Filter this data down to the lines that hold "Fichier", and copy them.
*** Data shown ***
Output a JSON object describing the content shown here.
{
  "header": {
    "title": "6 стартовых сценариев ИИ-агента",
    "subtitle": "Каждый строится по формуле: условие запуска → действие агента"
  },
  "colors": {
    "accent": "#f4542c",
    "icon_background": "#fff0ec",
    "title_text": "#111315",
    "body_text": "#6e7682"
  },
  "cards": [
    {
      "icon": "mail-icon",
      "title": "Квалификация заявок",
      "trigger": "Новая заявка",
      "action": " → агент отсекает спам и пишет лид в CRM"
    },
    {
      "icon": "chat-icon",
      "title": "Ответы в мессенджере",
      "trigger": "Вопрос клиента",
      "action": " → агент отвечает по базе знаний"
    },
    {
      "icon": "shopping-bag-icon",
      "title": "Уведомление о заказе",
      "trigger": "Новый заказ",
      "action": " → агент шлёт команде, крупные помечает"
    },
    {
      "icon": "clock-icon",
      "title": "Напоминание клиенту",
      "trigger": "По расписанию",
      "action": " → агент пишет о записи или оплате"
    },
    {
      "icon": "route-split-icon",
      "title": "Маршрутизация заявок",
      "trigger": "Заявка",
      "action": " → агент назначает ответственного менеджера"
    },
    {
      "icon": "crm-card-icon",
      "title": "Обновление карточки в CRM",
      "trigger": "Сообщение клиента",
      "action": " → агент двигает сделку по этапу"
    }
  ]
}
***
*** Data shown ***
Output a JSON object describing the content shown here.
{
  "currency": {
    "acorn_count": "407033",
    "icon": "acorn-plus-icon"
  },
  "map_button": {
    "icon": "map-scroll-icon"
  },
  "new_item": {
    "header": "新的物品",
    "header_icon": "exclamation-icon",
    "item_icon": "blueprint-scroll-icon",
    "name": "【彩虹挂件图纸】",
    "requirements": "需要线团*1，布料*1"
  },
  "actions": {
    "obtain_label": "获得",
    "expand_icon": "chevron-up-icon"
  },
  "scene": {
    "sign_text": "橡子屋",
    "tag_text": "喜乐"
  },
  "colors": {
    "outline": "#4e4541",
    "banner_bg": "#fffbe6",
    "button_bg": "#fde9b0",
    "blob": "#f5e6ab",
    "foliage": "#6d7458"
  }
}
***
*** Data shown ***
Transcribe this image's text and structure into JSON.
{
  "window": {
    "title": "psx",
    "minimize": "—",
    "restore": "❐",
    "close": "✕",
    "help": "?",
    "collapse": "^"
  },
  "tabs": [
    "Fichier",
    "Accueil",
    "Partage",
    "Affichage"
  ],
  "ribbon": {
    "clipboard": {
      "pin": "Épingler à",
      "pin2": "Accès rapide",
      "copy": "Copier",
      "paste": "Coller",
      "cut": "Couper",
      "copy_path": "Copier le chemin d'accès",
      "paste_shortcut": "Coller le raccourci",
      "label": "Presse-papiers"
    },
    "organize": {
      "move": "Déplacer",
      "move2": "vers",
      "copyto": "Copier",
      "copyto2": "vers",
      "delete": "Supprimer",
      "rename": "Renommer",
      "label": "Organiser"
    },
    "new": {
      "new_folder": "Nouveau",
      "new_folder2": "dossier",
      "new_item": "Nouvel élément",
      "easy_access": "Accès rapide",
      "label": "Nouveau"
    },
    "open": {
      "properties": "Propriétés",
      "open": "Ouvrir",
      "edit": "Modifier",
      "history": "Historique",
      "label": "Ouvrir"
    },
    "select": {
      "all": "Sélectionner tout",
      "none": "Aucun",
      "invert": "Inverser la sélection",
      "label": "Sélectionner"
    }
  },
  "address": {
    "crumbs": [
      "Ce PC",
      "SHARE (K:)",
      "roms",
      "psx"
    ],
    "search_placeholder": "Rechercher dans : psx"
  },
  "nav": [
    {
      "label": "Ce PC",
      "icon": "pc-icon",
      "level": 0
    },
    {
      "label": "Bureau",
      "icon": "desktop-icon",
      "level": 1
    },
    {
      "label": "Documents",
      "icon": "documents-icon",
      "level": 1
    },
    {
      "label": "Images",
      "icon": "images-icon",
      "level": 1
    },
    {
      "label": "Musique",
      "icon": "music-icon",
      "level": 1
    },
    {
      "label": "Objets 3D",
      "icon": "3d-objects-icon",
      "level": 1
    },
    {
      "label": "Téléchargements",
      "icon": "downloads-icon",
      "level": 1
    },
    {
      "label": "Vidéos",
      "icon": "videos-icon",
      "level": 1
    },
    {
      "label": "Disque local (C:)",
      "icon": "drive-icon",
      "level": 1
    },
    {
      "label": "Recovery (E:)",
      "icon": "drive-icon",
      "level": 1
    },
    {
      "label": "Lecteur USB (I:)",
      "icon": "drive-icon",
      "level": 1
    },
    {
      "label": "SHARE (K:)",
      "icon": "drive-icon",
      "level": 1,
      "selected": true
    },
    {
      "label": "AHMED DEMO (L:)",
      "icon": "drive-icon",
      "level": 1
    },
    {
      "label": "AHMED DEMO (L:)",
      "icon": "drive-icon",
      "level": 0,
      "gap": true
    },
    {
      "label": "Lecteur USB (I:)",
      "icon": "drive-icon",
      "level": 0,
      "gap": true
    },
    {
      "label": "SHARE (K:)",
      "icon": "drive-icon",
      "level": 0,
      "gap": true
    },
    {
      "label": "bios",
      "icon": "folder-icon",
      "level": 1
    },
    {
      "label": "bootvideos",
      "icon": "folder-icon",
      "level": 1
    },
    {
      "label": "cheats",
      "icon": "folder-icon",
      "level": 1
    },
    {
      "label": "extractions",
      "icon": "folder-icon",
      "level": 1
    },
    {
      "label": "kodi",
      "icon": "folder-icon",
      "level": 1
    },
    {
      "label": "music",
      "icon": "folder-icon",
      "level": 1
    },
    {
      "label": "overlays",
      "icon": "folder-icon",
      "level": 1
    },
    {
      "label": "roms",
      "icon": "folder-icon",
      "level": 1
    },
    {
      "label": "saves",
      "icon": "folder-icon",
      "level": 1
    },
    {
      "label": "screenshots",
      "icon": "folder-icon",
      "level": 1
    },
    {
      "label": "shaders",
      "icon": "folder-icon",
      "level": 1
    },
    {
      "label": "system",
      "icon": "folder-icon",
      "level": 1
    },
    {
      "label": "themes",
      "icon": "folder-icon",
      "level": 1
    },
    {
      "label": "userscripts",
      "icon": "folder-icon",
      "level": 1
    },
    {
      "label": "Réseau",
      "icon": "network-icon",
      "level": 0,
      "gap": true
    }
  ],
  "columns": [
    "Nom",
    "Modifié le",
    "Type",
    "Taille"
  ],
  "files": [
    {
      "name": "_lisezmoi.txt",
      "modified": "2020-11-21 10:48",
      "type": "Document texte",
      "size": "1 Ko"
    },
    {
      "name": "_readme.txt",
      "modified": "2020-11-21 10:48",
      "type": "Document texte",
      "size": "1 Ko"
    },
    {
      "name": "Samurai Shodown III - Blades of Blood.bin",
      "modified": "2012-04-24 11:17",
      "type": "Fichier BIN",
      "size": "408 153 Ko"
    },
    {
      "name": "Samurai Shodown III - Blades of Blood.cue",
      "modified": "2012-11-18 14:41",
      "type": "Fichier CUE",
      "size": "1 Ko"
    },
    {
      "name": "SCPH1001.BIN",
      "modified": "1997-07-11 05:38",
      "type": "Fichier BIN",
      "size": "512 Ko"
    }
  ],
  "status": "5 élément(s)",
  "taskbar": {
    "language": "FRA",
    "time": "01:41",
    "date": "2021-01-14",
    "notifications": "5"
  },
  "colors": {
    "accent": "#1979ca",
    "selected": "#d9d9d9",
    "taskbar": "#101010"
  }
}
***
### Result of this exercise:
    "Fichier",
      "type": "Fichier BIN",
      "type": "Fichier CUE",
      "type": "Fichier BIN",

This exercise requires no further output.